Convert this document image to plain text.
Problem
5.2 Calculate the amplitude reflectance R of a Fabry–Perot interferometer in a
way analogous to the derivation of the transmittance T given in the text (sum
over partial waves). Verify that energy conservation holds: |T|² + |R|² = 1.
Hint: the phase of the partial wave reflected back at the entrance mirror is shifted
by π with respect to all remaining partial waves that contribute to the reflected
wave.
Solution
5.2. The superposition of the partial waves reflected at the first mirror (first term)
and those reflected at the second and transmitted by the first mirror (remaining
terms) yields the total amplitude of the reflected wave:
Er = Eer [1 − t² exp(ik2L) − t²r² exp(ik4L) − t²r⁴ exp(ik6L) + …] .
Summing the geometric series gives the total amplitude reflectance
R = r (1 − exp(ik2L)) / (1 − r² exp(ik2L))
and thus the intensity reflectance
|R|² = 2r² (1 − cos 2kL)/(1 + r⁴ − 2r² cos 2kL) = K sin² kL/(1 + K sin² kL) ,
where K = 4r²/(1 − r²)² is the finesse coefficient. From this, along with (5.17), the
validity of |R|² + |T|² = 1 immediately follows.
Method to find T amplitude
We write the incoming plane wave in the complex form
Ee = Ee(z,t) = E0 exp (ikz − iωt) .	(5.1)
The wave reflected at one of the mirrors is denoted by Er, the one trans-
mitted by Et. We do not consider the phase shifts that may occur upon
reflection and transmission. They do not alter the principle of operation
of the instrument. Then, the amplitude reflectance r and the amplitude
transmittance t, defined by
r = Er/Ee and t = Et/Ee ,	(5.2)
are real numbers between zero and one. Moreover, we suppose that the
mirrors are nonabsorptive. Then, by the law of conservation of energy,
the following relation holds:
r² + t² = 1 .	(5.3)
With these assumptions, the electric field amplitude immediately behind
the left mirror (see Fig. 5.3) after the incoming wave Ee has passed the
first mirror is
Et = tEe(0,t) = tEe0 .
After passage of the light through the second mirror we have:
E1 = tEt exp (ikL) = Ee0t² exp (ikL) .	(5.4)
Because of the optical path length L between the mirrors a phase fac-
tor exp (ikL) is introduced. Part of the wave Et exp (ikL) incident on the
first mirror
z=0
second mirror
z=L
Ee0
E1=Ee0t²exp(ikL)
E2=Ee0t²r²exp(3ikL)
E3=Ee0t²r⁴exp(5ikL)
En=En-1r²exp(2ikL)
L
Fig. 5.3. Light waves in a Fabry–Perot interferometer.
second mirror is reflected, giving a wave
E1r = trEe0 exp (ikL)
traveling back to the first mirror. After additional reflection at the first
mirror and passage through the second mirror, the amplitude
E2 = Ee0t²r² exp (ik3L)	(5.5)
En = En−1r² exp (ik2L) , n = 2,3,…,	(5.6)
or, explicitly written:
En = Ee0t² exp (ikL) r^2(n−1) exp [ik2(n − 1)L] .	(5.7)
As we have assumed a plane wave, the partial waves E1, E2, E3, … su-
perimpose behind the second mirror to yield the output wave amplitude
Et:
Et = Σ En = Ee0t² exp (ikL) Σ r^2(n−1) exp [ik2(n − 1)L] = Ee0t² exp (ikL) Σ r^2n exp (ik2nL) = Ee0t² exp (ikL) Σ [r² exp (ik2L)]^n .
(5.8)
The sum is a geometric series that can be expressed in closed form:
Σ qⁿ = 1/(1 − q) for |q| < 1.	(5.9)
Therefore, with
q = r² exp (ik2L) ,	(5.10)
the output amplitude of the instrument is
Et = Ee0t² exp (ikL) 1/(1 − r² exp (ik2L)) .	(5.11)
=-=-=-=-=
In the entries above, find every line holding the word "waves" and copy it out.

over partial waves). Verify that energy conservation holds: |T|² + |R|² = 1.
by π with respect to all remaining partial waves that contribute to the reflected
5.2. The superposition of the partial waves reflected at the first mirror (first term)
Fig. 5.3. Light waves in a Fabry–Perot interferometer.
As we have assumed a plane wave, the partial waves E1, E2, E3, … su-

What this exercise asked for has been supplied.